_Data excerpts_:
┄┄┄┄┄┄┄┄┄┄┄┄┄┄┄┄┄┄┄┄
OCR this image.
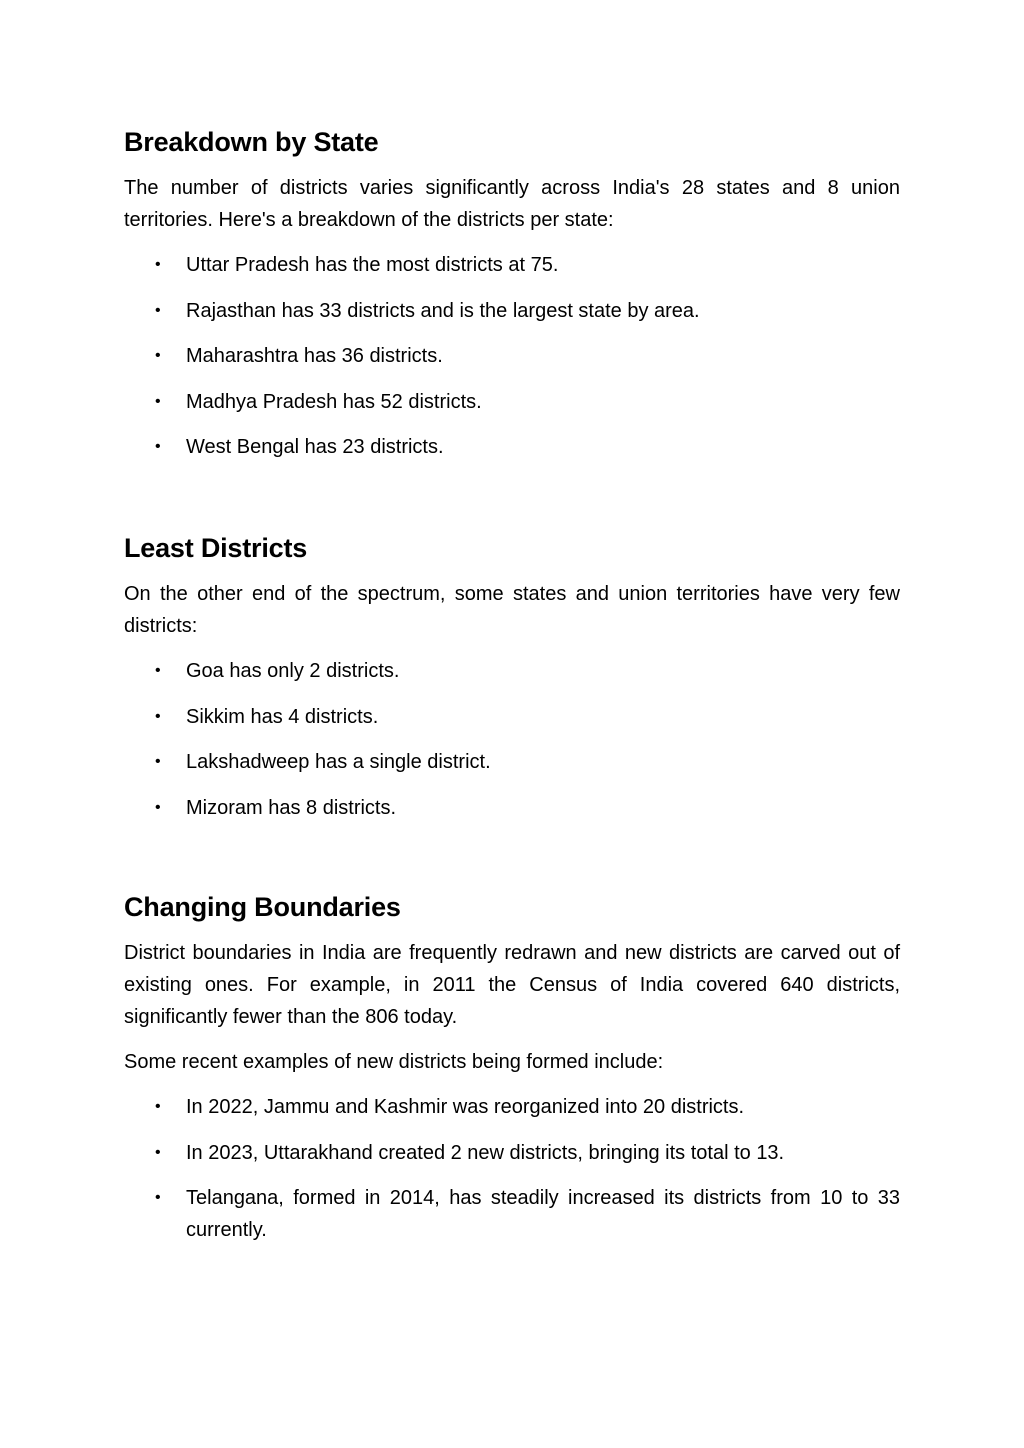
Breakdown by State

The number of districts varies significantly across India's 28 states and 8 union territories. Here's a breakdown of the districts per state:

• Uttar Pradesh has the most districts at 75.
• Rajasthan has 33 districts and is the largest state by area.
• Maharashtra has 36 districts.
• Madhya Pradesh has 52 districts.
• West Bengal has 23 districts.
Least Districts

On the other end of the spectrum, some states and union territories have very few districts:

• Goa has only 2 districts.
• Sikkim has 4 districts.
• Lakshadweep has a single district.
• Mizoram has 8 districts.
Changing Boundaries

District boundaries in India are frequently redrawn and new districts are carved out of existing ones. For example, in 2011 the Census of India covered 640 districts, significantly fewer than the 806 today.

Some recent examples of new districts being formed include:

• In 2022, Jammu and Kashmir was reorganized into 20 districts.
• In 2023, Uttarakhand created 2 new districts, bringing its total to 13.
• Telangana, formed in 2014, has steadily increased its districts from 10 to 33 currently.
┄┄┄┄┄┄┄┄┄┄┄┄┄┄┄┄┄┄┄┄
Provide the number of lines in these entries that hold the word "territories", without any accompanying text.

_Expected answer_: 2